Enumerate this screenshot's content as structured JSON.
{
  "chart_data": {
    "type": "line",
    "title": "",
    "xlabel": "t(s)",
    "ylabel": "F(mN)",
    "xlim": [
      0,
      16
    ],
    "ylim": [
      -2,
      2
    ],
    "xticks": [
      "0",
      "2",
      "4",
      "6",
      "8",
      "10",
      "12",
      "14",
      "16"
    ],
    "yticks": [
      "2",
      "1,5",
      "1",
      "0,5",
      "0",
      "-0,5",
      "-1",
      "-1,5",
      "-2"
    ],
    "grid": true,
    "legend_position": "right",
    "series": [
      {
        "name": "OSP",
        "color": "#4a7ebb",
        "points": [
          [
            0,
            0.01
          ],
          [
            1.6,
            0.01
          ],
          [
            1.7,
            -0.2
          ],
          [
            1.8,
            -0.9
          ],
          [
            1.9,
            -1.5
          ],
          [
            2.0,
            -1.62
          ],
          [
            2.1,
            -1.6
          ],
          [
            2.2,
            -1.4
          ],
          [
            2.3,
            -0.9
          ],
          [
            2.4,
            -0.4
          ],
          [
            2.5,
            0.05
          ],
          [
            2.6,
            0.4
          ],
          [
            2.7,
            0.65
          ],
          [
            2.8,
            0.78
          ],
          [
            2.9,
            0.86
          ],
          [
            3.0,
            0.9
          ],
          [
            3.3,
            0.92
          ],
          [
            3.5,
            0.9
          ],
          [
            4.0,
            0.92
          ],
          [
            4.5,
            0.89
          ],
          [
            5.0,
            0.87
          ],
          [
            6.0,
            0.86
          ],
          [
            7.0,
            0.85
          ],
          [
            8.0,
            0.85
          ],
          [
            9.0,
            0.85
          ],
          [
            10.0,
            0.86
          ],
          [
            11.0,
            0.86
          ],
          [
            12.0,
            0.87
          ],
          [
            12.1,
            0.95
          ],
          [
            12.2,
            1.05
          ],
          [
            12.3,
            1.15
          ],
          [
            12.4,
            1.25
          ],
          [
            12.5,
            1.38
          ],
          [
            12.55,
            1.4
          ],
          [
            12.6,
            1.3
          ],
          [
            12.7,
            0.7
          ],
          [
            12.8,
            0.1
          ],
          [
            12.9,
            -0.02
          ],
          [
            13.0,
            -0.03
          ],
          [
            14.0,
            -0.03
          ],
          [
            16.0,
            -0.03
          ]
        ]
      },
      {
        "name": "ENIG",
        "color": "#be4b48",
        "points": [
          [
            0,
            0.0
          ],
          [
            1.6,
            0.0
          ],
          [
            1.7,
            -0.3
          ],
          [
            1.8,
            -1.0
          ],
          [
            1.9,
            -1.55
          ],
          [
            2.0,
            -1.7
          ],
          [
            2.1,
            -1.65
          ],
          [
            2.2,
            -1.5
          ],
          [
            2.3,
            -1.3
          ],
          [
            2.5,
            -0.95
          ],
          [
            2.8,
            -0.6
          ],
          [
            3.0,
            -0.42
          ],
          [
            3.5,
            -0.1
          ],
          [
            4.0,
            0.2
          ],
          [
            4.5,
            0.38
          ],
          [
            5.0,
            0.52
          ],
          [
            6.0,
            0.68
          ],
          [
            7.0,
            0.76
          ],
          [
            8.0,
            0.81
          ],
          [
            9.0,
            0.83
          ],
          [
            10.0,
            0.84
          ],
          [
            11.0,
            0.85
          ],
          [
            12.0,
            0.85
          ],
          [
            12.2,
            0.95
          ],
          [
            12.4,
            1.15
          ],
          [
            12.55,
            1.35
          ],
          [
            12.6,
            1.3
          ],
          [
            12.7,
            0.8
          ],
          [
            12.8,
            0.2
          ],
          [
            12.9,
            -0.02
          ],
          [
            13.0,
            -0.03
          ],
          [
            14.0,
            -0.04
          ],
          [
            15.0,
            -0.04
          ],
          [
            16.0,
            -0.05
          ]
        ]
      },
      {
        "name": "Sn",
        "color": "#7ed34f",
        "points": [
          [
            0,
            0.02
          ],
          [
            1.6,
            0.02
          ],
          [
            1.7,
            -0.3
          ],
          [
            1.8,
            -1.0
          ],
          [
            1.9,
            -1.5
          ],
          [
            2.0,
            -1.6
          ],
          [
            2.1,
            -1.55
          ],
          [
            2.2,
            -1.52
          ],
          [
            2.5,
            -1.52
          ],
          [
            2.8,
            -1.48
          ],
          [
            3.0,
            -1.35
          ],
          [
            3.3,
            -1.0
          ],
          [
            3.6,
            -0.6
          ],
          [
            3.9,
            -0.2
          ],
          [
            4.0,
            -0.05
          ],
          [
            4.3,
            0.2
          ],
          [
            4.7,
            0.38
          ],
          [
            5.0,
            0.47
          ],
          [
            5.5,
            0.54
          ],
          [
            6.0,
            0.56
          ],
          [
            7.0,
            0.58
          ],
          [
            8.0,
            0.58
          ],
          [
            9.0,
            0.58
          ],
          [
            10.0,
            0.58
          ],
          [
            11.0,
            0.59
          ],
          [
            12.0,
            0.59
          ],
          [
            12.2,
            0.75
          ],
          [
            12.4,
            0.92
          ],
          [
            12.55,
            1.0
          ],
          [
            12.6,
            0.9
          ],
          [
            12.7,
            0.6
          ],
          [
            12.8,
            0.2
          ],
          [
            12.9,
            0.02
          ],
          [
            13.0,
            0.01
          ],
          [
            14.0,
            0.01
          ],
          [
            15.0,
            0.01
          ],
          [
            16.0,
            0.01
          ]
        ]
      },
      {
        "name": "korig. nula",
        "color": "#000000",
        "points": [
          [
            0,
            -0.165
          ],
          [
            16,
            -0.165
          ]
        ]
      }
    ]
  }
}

▶ [GIVEN REQUEST]: Output the listing above without altering a single character.

▶ [TASK ANSWER]:
Enumerate this screenshot's content as structured JSON.
{
  "chart_data": {
    "type": "line",
    "title": "",
    "xlabel": "t(s)",
    "ylabel": "F(mN)",
    "xlim": [
      0,
      16
    ],
    "ylim": [
      -2,
      2
    ],
    "xticks": [
      "0",
      "2",
      "4",
      "6",
      "8",
      "10",
      "12",
      "14",
      "16"
    ],
    "yticks": [
      "2",
      "1,5",
      "1",
      "0,5",
      "0",
      "-0,5",
      "-1",
      "-1,5",
      "-2"
    ],
    "grid": true,
    "legend_position": "right",
    "series": [
      {
        "name": "OSP",
        "color": "#4a7ebb",
        "points": [
          [
            0,
            0.01
          ],
          [
            1.6,
            0.01
          ],
          [
            1.7,
            -0.2
          ],
          [
            1.8,
            -0.9
          ],
          [
            1.9,
            -1.5
          ],
          [
            2.0,
            -1.62
          ],
          [
            2.1,
            -1.6
          ],
          [
            2.2,
            -1.4
          ],
          [
            2.3,
            -0.9
          ],
          [
            2.4,
            -0.4
          ],
          [
            2.5,
            0.05
          ],
          [
            2.6,
            0.4
          ],
          [
            2.7,
            0.65
          ],
          [
            2.8,
            0.78
          ],
          [
            2.9,
            0.86
          ],
          [
            3.0,
            0.9
          ],
          [
            3.3,
            0.92
          ],
          [
            3.5,
            0.9
          ],
          [
            4.0,
            0.92
          ],
          [
            4.5,
            0.89
          ],
          [
            5.0,
            0.87
          ],
          [
            6.0,
            0.86
          ],
          [
            7.0,
            0.85
          ],
          [
            8.0,
            0.85
          ],
          [
            9.0,
            0.85
          ],
          [
            10.0,
            0.86
          ],
          [
            11.0,
            0.86
          ],
          [
            12.0,
            0.87
          ],
          [
            12.1,
            0.95
          ],
          [
            12.2,
            1.05
          ],
          [
            12.3,
            1.15
          ],
          [
            12.4,
            1.25
          ],
          [
            12.5,
            1.38
          ],
          [
            12.55,
            1.4
          ],
          [
            12.6,
            1.3
          ],
          [
            12.7,
            0.7
          ],
          [
            12.8,
            0.1
          ],
          [
            12.9,
            -0.02
          ],
          [
            13.0,
            -0.03
          ],
          [
            14.0,
            -0.03
          ],
          [
            16.0,
            -0.03
          ]
        ]
      },
      {
        "name": "ENIG",
        "color": "#be4b48",
        "points": [
          [
            0,
            0.0
          ],
          [
            1.6,
            0.0
          ],
          [
            1.7,
            -0.3
          ],
          [
            1.8,
            -1.0
          ],
          [
            1.9,
            -1.55
          ],
          [
            2.0,
            -1.7
          ],
          [
            2.1,
            -1.65
          ],
          [
            2.2,
            -1.5
          ],
          [
            2.3,
            -1.3
          ],
          [
            2.5,
            -0.95
          ],
          [
            2.8,
            -0.6
          ],
          [
            3.0,
            -0.42
          ],
          [
            3.5,
            -0.1
          ],
          [
            4.0,
            0.2
          ],
          [
            4.5,
            0.38
          ],
          [
            5.0,
            0.52
          ],
          [
            6.0,
            0.68
          ],
          [
            7.0,
            0.76
          ],
          [
            8.0,
            0.81
          ],
          [
            9.0,
            0.83
          ],
          [
            10.0,
            0.84
          ],
          [
            11.0,
            0.85
          ],
          [
            12.0,
            0.85
          ],
          [
            12.2,
            0.95
          ],
          [
            12.4,
            1.15
          ],
          [
            12.55,
            1.35
          ],
          [
            12.6,
            1.3
          ],
          [
            12.7,
            0.8
          ],
          [
            12.8,
            0.2
          ],
          [
            12.9,
            -0.02
          ],
          [
            13.0,
            -0.03
          ],
          [
            14.0,
            -0.04
          ],
          [
            15.0,
            -0.04
          ],
          [
            16.0,
            -0.05
          ]
        ]
      },
      {
        "name": "Sn",
        "color": "#7ed34f",
        "points": [
          [
            0,
            0.02
          ],
          [
            1.6,
            0.02
          ],
          [
            1.7,
            -0.3
          ],
          [
            1.8,
            -1.0
          ],
          [
            1.9,
            -1.5
          ],
          [
            2.0,
            -1.6
          ],
          [
            2.1,
            -1.55
          ],
          [
            2.2,
            -1.52
          ],
          [
            2.5,
            -1.52
          ],
          [
            2.8,
            -1.48
          ],
          [
            3.0,
            -1.35
          ],
          [
            3.3,
            -1.0
          ],
          [
            3.6,
            -0.6
          ],
          [
            3.9,
            -0.2
          ],
          [
            4.0,
            -0.05
          ],
          [
            4.3,
            0.2
          ],
          [
            4.7,
            0.38
          ],
          [
            5.0,
            0.47
          ],
          [
            5.5,
            0.54
          ],
          [
            6.0,
            0.56
          ],
          [
            7.0,
            0.58
          ],
          [
            8.0,
            0.58
          ],
          [
            9.0,
            0.58
          ],
          [
            10.0,
            0.58
          ],
          [
            11.0,
            0.59
          ],
          [
            12.0,
            0.59
          ],
          [
            12.2,
            0.75
          ],
          [
            12.4,
            0.92
          ],
          [
            12.55,
            1.0
          ],
          [
            12.6,
            0.9
          ],
          [
            12.7,
            0.6
          ],
          [
            12.8,
            0.2
          ],
          [
            12.9,
            0.02
          ],
          [
            13.0,
            0.01
          ],
          [
            14.0,
            0.01
          ],
          [
            15.0,
            0.01
          ],
          [
            16.0,
            0.01
          ]
        ]
      },
      {
        "name": "korig. nula",
        "color": "#000000",
        "points": [
          [
            0,
            -0.165
          ],
          [
            16,
            -0.165
          ]
        ]
      }
    ]
  }
}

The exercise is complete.